#### Description of the task
Go through the listing and copy each line with the string "icon".

(Extracted records)
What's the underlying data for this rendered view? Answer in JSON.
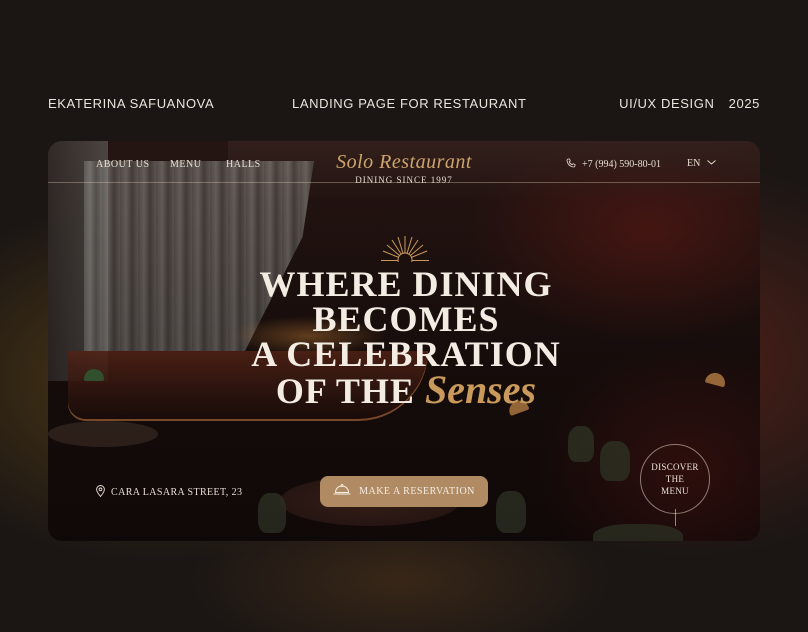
{
  "header": {
    "author": "EKATERINA SAFUANOVA",
    "project": "LANDING PAGE FOR RESTAURANT",
    "discipline": "UI/UX DESIGN",
    "year": "2025"
  },
  "site": {
    "nav": {
      "items": [
        {
          "label": "ABOUT US"
        },
        {
          "label": "MENU"
        },
        {
          "label": "HALLS"
        }
      ]
    },
    "logo": {
      "name": "Solo Restaurant",
      "tagline": "DINING SINCE 1997"
    },
    "phone": {
      "icon": "phone-icon",
      "number": "+7 (994)  590-80-01"
    },
    "language": {
      "selected": "EN",
      "icon": "chevron-down-icon"
    },
    "hero": {
      "ornament": "sunburst-icon",
      "headline_lines": [
        "WHERE DINING",
        "BECOMES",
        "A CELEBRATION",
        "OF THE"
      ],
      "headline_script": "Senses"
    },
    "address": {
      "icon": "location-pin-icon",
      "text": "CARA LASARA STREET, 23"
    },
    "reservation_button": {
      "icon": "cloche-icon",
      "label": "MAKE A RESERVATION"
    },
    "discover": {
      "lines": [
        "DISCOVER",
        "THE",
        "MENU"
      ]
    },
    "colors": {
      "accent_gold": "#c99a5c",
      "button_bg": "#b08a63",
      "page_bg": "#1b1614"
    }
  }
}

#### Result for this task
      "icon": "phone-icon",
      "icon": "chevron-down-icon"
      "ornament": "sunburst-icon",
      "icon": "location-pin-icon",
      "icon": "cloche-icon",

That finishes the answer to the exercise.